Quote the data below in full, minus the images.

• _RECORDS FOR THE EXERCISE_:
______
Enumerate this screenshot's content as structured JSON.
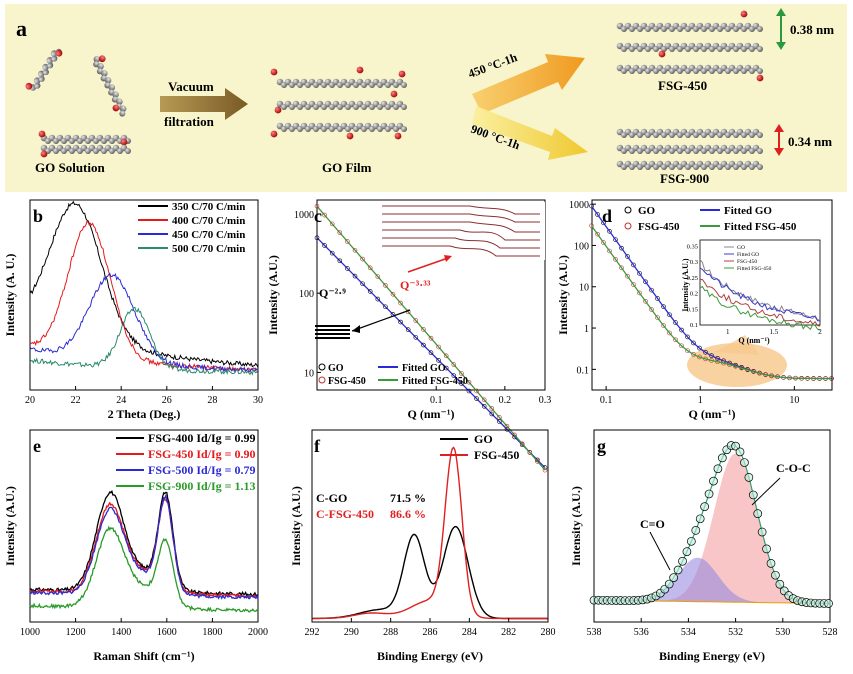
{
  "panel_a": {
    "letter": "a",
    "go_solution": "GO Solution",
    "vacuum": "Vacuum",
    "filtration": "filtration",
    "go_film": "GO Film",
    "t450": "450 °C-1h",
    "t900": "900 °C-1h",
    "fsg450": "FSG-450",
    "fsg900": "FSG-900",
    "d450": "0.38 nm",
    "d900": "0.34 nm",
    "colors": {
      "bg": "#f8f5cc",
      "arrow_top": "#f0a030",
      "arrow_bottom": "#f5d040",
      "green": "#2a9a40",
      "red": "#e02020"
    }
  },
  "chart_data": [
    {
      "panel": "b",
      "type": "line",
      "xlabel": "2 Theta (Deg.)",
      "ylabel": "Intensity (A. U.)",
      "xlim": [
        20,
        30
      ],
      "xticks": [
        "20",
        "22",
        "24",
        "26",
        "28",
        "30"
      ],
      "series": [
        {
          "name": "350 C/70 C/min",
          "color": "#000000",
          "peak": 22.0,
          "height": 0.72,
          "width": 1.6,
          "base": 0.28
        },
        {
          "name": "400 C/70 C/min",
          "color": "#e41a1c",
          "peak": 22.6,
          "height": 0.72,
          "width": 1.3,
          "base": 0.15
        },
        {
          "name": "450 C/70 C/min",
          "color": "#2b2bd6",
          "peak": 23.6,
          "height": 0.46,
          "width": 1.4,
          "base": 0.14
        },
        {
          "name": "500 C/70 C/min",
          "color": "#2a8a6a",
          "peak": 24.6,
          "height": 0.32,
          "width": 0.9,
          "base": 0.08
        }
      ]
    },
    {
      "panel": "c",
      "type": "line",
      "xlabel": "Q (nm⁻¹)",
      "ylabel": "Intensity (A.U.)",
      "xticks": [
        "0.1",
        "0.2",
        "0.3"
      ],
      "yticks": [
        "10",
        "100",
        "1000"
      ],
      "xlim": [
        0.03,
        0.3
      ],
      "ylim": [
        6,
        1500
      ],
      "annotations": [
        "Q⁻²·⁹",
        "Q⁻³·³³"
      ],
      "series": [
        {
          "name": "GO",
          "color": "#000000",
          "marker": "circle-open"
        },
        {
          "name": "FSG-450",
          "color": "#c03030",
          "marker": "circle-open"
        },
        {
          "name": "Fitted GO",
          "color": "#2b2bd6",
          "exponent": -2.9,
          "y0": 500
        },
        {
          "name": "Fitted FSG-450",
          "color": "#3a9a3a",
          "exponent": -3.33,
          "y0": 1250
        }
      ]
    },
    {
      "panel": "d",
      "type": "scatter",
      "xlabel": "Q (nm⁻¹)",
      "ylabel": "Intensity (A.U.)",
      "xticks": [
        "0.1",
        "1",
        "10"
      ],
      "yticks": [
        "0.1",
        "1",
        "10",
        "100",
        "1000"
      ],
      "legend": [
        "GO",
        "FSG-450",
        "Fitted GO",
        "Fitted FSG-450"
      ],
      "inset": {
        "xlabel": "Q (nm⁻¹)",
        "ylabel": "Intensity (A.U.)",
        "xticks": [
          "1",
          "1.5",
          "2"
        ],
        "yticks": [
          "0.1",
          "0.15",
          "0.2",
          "0.25",
          "0.3",
          "0.35"
        ],
        "legend": [
          "GO",
          "Fitted GO",
          "FSG-450",
          "Fitted FSG-450"
        ]
      }
    },
    {
      "panel": "e",
      "type": "line",
      "xlabel": "Raman Shift (cm⁻¹)",
      "ylabel": "Intensity (A.U.)",
      "xlim": [
        1000,
        2000
      ],
      "xticks": [
        "1000",
        "1200",
        "1400",
        "1600",
        "1800",
        "2000"
      ],
      "series": [
        {
          "name": "FSG-400 Id/Ig = 0.99",
          "color": "#000000",
          "d": 0.58,
          "g": 0.55,
          "base": 0.2
        },
        {
          "name": "FSG-450 Id/Ig = 0.90",
          "color": "#e41a1c",
          "d": 0.52,
          "g": 0.52,
          "base": 0.19
        },
        {
          "name": "FSG-500 Id/Ig = 0.79",
          "color": "#2b2bd6",
          "d": 0.5,
          "g": 0.54,
          "base": 0.18
        },
        {
          "name": "FSG-900 Id/Ig = 1.13",
          "color": "#2a9a2a",
          "d": 0.46,
          "g": 0.36,
          "base": 0.1
        }
      ]
    },
    {
      "panel": "f",
      "type": "line",
      "xlabel": "Binding Energy (eV)",
      "ylabel": "Intensity (A.U.)",
      "xlim": [
        292,
        280
      ],
      "xticks": [
        "292",
        "290",
        "288",
        "286",
        "284",
        "282",
        "280"
      ],
      "labels": [
        {
          "name": "C-GO",
          "value": "71.5 %"
        },
        {
          "name": "C-FSG-450",
          "value": "86.6 %"
        }
      ],
      "series": [
        {
          "name": "GO",
          "color": "#000000"
        },
        {
          "name": "FSG-450",
          "color": "#e02020"
        }
      ]
    },
    {
      "panel": "g",
      "type": "area",
      "xlabel": "Binding Energy (eV)",
      "ylabel": "Intensity (A.U.)",
      "xlim": [
        538,
        528
      ],
      "xticks": [
        "538",
        "536",
        "534",
        "532",
        "530",
        "528"
      ],
      "annotations": [
        "C=O",
        "C-O-C"
      ],
      "components": [
        {
          "name": "C=O",
          "center": 533.6,
          "color": "#9a8ae0"
        },
        {
          "name": "C-O-C",
          "center": 532.0,
          "color": "#f4a0a0"
        }
      ]
    }
  ],
  "labels": {
    "b": "b",
    "c": "c",
    "d": "d",
    "e": "e",
    "f": "f",
    "g": "g"
  }
}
______
• _EXERCISE SOLUTION_:
Enumerate this screenshot's content as structured JSON.
{
  "panel_a": {
    "letter": "a",
    "go_solution": "GO Solution",
    "vacuum": "Vacuum",
    "filtration": "filtration",
    "go_film": "GO Film",
    "t450": "450 °C-1h",
    "t900": "900 °C-1h",
    "fsg450": "FSG-450",
    "fsg900": "FSG-900",
    "d450": "0.38 nm",
    "d900": "0.34 nm",
    "colors": {
      "bg": "#f8f5cc",
      "arrow_top": "#f0a030",
      "arrow_bottom": "#f5d040",
      "green": "#2a9a40",
      "red": "#e02020"
    }
  },
  "chart_data": [
    {
      "panel": "b",
      "type": "line",
      "xlabel": "2 Theta (Deg.)",
      "ylabel": "Intensity (A. U.)",
      "xlim": [
        20,
        30
      ],
      "xticks": [
        "20",
        "22",
        "24",
        "26",
        "28",
        "30"
      ],
      "series": [
        {
          "name": "350 C/70 C/min",
          "color": "#000000",
          "peak": 22.0,
          "height": 0.72,
          "width": 1.6,
          "base": 0.28
        },
        {
          "name": "400 C/70 C/min",
          "color": "#e41a1c",
          "peak": 22.6,
          "height": 0.72,
          "width": 1.3,
          "base": 0.15
        },
        {
          "name": "450 C/70 C/min",
          "color": "#2b2bd6",
          "peak": 23.6,
          "height": 0.46,
          "width": 1.4,
          "base": 0.14
        },
        {
          "name": "500 C/70 C/min",
          "color": "#2a8a6a",
          "peak": 24.6,
          "height": 0.32,
          "width": 0.9,
          "base": 0.08
        }
      ]
    },
    {
      "panel": "c",
      "type": "line",
      "xlabel": "Q (nm⁻¹)",
      "ylabel": "Intensity (A.U.)",
      "xticks": [
        "0.1",
        "0.2",
        "0.3"
      ],
      "yticks": [
        "10",
        "100",
        "1000"
      ],
      "xlim": [
        0.03,
        0.3
      ],
      "ylim": [
        6,
        1500
      ],
      "annotations": [
        "Q⁻²·⁹",
        "Q⁻³·³³"
      ],
      "series": [
        {
          "name": "GO",
          "color": "#000000",
          "marker": "circle-open"
        },
        {
          "name": "FSG-450",
          "color": "#c03030",
          "marker": "circle-open"
        },
        {
          "name": "Fitted GO",
          "color": "#2b2bd6",
          "exponent": -2.9,
          "y0": 500
        },
        {
          "name": "Fitted FSG-450",
          "color": "#3a9a3a",
          "exponent": -3.33,
          "y0": 1250
        }
      ]
    },
    {
      "panel": "d",
      "type": "scatter",
      "xlabel": "Q (nm⁻¹)",
      "ylabel": "Intensity (A.U.)",
      "xticks": [
        "0.1",
        "1",
        "10"
      ],
      "yticks": [
        "0.1",
        "1",
        "10",
        "100",
        "1000"
      ],
      "legend": [
        "GO",
        "FSG-450",
        "Fitted GO",
        "Fitted FSG-450"
      ],
      "inset": {
        "xlabel": "Q (nm⁻¹)",
        "ylabel": "Intensity (A.U.)",
        "xticks": [
          "1",
          "1.5",
          "2"
        ],
        "yticks": [
          "0.1",
          "0.15",
          "0.2",
          "0.25",
          "0.3",
          "0.35"
        ],
        "legend": [
          "GO",
          "Fitted GO",
          "FSG-450",
          "Fitted FSG-450"
        ]
      }
    },
    {
      "panel": "e",
      "type": "line",
      "xlabel": "Raman Shift (cm⁻¹)",
      "ylabel": "Intensity (A.U.)",
      "xlim": [
        1000,
        2000
      ],
      "xticks": [
        "1000",
        "1200",
        "1400",
        "1600",
        "1800",
        "2000"
      ],
      "series": [
        {
          "name": "FSG-400 Id/Ig = 0.99",
          "color": "#000000",
          "d": 0.58,
          "g": 0.55,
          "base": 0.2
        },
        {
          "name": "FSG-450 Id/Ig = 0.90",
          "color": "#e41a1c",
          "d": 0.52,
          "g": 0.52,
          "base": 0.19
        },
        {
          "name": "FSG-500 Id/Ig = 0.79",
          "color": "#2b2bd6",
          "d": 0.5,
          "g": 0.54,
          "base": 0.18
        },
        {
          "name": "FSG-900 Id/Ig = 1.13",
          "color": "#2a9a2a",
          "d": 0.46,
          "g": 0.36,
          "base": 0.1
        }
      ]
    },
    {
      "panel": "f",
      "type": "line",
      "xlabel": "Binding Energy (eV)",
      "ylabel": "Intensity (A.U.)",
      "xlim": [
        292,
        280
      ],
      "xticks": [
        "292",
        "290",
        "288",
        "286",
        "284",
        "282",
        "280"
      ],
      "labels": [
        {
          "name": "C-GO",
          "value": "71.5 %"
        },
        {
          "name": "C-FSG-450",
          "value": "86.6 %"
        }
      ],
      "series": [
        {
          "name": "GO",
          "color": "#000000"
        },
        {
          "name": "FSG-450",
          "color": "#e02020"
        }
      ]
    },
    {
      "panel": "g",
      "type": "area",
      "xlabel": "Binding Energy (eV)",
      "ylabel": "Intensity (A.U.)",
      "xlim": [
        538,
        528
      ],
      "xticks": [
        "538",
        "536",
        "534",
        "532",
        "530",
        "528"
      ],
      "annotations": [
        "C=O",
        "C-O-C"
      ],
      "components": [
        {
          "name": "C=O",
          "center": 533.6,
          "color": "#9a8ae0"
        },
        {
          "name": "C-O-C",
          "center": 532.0,
          "color": "#f4a0a0"
        }
      ]
    }
  ],
  "labels": {
    "b": "b",
    "c": "c",
    "d": "d",
    "e": "e",
    "f": "f",
    "g": "g"
  }
}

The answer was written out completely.